[Stored records]
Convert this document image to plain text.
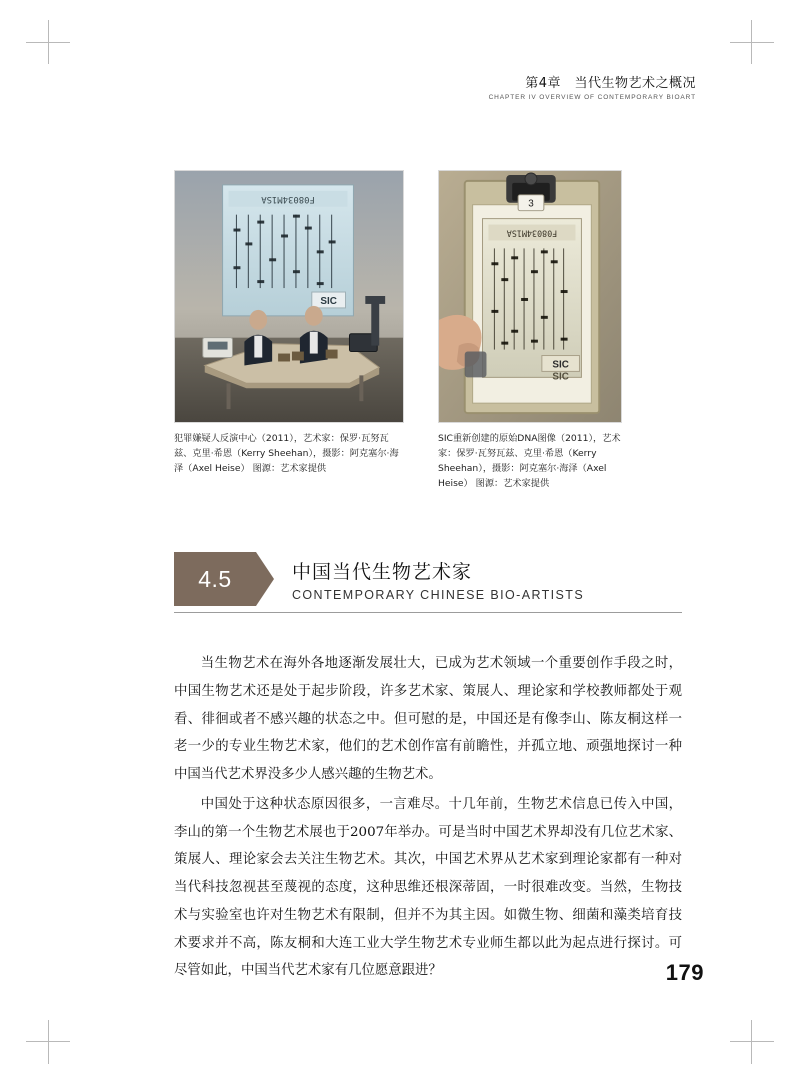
第4章　当代生物艺术之概况
CHAPTER IV OVERVIEW OF CONTEMPORARY BIOART
F08034M1SA
SIC
犯罪嫌疑人反演中心（2011），艺术家：保罗·瓦努瓦兹、克里·希恩（Kerry Sheehan），摄影：阿克塞尔·海泽（Axel Heise） 图源：艺术家提供
3
F08034M1SA
SIC
SIC
SIC重新创建的原始DNA图像（2011），艺术家：保罗·瓦努瓦兹、克里·希恩（Kerry Sheehan），摄影：阿克塞尔·海泽（Axel Heise） 图源：艺术家提供
4.5	中国当代生物艺术家
CONTEMPORARY CHINESE BIO-ARTISTS

当生物艺术在海外各地逐渐发展壮大，已成为艺术领域一个重要创作手段之时，中国生物艺术还是处于起步阶段，许多艺术家、策展人、理论家和学校教师都处于观看、徘徊或者不感兴趣的状态之中。但可慰的是，中国还是有像李山、陈友桐这样一老一少的专业生物艺术家，他们的艺术创作富有前瞻性，并孤立地、顽强地探讨一种中国当代艺术界没多少人感兴趣的生物艺术。

中国处于这种状态原因很多，一言难尽。十几年前，生物艺术信息已传入中国，李山的第一个生物艺术展也于2007年举办。可是当时中国艺术界却没有几位艺术家、策展人、理论家会去关注生物艺术。其次，中国艺术界从艺术家到理论家都有一种对当代科技忽视甚至蔑视的态度，这种思维还根深蒂固，一时很难改变。当然，生物技术与实验室也许对生物艺术有限制，但并不为其主因。如微生物、细菌和藻类培育技术要求并不高，陈友桐和大连工业大学生物艺术专业师生都以此为起点进行探讨。可尽管如此，中国当代艺术家有几位愿意跟进？	179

Exercise directions: From the entries above, extract every line where the word "瓦努瓦兹" appears.

Expected answer:
犯罪嫌疑人反演中心（2011），艺术家：保罗·瓦努瓦兹、克里·希恩（Kerry Sheehan），摄影：阿克塞尔·海泽（Axel Heise） 图源：艺术家提供
SIC重新创建的原始DNA图像（2011），艺术家：保罗·瓦努瓦兹、克里·希恩（Kerry Sheehan），摄影：阿克塞尔·海泽（Axel Heise） 图源：艺术家提供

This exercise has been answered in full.